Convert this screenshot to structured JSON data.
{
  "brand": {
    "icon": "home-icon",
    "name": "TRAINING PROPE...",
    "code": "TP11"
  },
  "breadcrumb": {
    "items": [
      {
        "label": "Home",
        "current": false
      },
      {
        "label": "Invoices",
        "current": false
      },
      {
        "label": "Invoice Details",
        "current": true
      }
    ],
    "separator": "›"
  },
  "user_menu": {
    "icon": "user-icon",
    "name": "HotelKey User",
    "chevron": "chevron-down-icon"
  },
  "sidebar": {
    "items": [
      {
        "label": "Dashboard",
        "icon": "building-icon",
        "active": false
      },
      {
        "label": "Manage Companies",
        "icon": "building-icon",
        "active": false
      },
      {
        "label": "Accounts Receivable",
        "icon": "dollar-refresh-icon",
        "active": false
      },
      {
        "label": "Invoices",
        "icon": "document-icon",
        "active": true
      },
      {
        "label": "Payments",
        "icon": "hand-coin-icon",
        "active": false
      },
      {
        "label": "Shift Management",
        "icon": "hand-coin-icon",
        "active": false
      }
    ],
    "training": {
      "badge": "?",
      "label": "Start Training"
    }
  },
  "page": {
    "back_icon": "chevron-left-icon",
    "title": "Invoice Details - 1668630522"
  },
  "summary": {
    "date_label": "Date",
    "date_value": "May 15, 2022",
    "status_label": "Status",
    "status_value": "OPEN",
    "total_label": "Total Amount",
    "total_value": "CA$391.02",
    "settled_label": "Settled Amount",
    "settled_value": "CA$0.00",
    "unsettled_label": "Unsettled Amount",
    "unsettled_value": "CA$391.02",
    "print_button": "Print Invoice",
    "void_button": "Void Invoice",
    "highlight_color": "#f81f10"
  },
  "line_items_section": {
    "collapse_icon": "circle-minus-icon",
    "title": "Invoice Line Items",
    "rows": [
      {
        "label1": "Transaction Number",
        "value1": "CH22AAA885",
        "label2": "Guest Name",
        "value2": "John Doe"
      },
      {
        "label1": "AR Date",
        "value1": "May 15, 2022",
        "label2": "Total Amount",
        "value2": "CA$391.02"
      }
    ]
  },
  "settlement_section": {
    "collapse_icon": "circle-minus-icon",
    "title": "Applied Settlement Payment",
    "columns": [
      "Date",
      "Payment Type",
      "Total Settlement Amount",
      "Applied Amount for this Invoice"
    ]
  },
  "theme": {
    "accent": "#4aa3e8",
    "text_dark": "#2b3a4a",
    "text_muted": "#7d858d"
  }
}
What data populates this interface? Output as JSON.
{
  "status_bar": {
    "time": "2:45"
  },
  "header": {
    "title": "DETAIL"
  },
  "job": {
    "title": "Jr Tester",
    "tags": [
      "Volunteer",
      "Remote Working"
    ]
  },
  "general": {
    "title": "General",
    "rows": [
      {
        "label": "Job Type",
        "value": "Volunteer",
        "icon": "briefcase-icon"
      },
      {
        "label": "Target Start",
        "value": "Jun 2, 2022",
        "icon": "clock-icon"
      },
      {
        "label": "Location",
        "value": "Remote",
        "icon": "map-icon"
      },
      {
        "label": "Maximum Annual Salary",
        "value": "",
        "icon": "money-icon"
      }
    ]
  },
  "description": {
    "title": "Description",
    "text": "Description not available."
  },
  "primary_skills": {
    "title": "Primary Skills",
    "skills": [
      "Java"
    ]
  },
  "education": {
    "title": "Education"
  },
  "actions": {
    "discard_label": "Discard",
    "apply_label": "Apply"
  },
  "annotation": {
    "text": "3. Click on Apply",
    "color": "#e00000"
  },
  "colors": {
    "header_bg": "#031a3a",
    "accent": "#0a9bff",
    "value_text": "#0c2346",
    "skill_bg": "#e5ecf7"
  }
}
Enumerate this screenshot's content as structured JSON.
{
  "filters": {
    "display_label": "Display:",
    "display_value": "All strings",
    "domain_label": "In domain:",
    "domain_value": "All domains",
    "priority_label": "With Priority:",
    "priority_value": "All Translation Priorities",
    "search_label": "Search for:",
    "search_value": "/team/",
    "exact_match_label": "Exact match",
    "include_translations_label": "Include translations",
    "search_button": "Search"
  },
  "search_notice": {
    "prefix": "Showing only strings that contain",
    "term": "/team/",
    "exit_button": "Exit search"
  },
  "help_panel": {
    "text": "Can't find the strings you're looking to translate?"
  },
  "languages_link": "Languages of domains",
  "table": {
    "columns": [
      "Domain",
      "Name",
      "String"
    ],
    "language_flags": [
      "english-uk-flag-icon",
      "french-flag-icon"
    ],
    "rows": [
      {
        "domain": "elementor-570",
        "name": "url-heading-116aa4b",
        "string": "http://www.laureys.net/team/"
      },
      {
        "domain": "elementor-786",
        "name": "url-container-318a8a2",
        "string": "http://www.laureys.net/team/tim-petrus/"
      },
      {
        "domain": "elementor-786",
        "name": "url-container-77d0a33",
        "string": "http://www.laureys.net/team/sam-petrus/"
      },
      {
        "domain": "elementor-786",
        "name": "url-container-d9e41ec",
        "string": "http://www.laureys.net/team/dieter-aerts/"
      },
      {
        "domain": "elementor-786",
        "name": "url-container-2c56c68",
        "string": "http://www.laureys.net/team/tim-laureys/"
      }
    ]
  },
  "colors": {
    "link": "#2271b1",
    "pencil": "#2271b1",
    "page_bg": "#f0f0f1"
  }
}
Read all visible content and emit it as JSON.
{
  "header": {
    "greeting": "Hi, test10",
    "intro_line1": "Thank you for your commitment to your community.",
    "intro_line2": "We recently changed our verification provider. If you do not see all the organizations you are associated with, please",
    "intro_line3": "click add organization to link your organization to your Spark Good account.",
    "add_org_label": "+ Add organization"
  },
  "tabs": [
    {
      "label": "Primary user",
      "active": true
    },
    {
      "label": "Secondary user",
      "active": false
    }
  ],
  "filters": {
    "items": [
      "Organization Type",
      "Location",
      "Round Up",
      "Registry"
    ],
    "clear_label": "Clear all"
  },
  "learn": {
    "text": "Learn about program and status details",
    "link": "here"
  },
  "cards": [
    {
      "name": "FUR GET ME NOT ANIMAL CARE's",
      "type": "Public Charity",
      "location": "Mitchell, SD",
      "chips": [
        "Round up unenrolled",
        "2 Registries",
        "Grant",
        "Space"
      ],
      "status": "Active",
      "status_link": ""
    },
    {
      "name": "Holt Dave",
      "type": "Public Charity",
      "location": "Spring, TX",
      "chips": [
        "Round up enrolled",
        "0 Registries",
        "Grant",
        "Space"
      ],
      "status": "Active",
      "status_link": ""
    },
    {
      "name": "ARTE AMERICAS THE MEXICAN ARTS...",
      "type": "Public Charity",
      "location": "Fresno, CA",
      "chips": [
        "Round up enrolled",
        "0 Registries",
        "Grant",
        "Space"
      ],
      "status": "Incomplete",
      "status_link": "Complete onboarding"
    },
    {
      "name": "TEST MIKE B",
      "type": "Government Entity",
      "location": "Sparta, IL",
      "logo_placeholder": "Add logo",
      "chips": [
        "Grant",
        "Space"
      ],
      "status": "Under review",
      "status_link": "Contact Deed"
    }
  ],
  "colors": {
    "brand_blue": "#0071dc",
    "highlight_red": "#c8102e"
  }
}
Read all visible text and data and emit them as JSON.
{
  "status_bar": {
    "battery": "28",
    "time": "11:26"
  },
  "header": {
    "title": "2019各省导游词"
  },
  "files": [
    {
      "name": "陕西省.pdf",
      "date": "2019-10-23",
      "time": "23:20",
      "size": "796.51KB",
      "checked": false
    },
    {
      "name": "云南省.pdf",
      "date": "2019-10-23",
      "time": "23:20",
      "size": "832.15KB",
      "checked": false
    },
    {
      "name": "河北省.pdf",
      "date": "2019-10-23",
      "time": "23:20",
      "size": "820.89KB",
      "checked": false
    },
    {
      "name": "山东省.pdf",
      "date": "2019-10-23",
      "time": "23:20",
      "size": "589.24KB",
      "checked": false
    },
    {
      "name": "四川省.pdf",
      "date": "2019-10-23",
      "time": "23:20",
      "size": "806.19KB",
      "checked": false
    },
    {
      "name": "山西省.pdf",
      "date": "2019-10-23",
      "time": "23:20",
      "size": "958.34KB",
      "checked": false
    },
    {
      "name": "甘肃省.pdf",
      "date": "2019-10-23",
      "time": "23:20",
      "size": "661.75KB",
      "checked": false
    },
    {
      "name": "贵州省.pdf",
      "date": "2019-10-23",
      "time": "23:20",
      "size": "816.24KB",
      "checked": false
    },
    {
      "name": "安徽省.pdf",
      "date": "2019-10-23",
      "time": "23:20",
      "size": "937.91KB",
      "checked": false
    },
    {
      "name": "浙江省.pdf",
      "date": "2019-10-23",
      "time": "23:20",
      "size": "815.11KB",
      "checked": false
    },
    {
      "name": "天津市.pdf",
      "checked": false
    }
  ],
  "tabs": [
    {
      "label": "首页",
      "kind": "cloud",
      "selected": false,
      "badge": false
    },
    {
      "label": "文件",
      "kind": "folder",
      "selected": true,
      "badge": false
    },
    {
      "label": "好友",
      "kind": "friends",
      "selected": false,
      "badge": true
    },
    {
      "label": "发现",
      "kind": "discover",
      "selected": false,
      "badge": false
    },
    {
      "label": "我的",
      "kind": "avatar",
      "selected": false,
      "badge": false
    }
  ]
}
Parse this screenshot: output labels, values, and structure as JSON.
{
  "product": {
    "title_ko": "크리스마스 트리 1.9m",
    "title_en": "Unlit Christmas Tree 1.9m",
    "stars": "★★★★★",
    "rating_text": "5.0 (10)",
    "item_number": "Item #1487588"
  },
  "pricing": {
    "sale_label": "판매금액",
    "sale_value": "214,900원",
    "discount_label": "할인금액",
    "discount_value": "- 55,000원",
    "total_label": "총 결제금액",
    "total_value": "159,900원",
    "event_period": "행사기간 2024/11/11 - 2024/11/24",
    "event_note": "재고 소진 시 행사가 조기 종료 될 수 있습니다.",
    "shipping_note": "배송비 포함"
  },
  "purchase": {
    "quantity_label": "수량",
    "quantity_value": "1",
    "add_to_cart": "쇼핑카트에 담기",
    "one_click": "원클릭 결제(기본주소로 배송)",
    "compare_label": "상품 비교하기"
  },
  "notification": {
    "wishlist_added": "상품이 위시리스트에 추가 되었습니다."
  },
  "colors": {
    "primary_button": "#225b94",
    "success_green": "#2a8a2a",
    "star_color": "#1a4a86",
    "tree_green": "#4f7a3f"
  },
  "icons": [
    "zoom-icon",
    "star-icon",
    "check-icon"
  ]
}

****

◆ **GOAL**
Keep only the lines from the one containing "Parse this screenshot: output" to the end of the entries, and repeat them exactly.

◆ **RESULT OF THE TASK**
Parse this screenshot: output labels, values, and structure as JSON.
{
  "product": {
    "title_ko": "크리스마스 트리 1.9m",
    "title_en": "Unlit Christmas Tree 1.9m",
    "stars": "★★★★★",
    "rating_text": "5.0 (10)",
    "item_number": "Item #1487588"
  },
  "pricing": {
    "sale_label": "판매금액",
    "sale_value": "214,900원",
    "discount_label": "할인금액",
    "discount_value": "- 55,000원",
    "total_label": "총 결제금액",
    "total_value": "159,900원",
    "event_period": "행사기간 2024/11/11 - 2024/11/24",
    "event_note": "재고 소진 시 행사가 조기 종료 될 수 있습니다.",
    "shipping_note": "배송비 포함"
  },
  "purchase": {
    "quantity_label": "수량",
    "quantity_value": "1",
    "add_to_cart": "쇼핑카트에 담기",
    "one_click": "원클릭 결제(기본주소로 배송)",
    "compare_label": "상품 비교하기"
  },
  "notification": {
    "wishlist_added": "상품이 위시리스트에 추가 되었습니다."
  },
  "colors": {
    "primary_button": "#225b94",
    "success_green": "#2a8a2a",
    "star_color": "#1a4a86",
    "tree_green": "#4f7a3f"
  },
  "icons": [
    "zoom-icon",
    "star-icon",
    "check-icon"
  ]
}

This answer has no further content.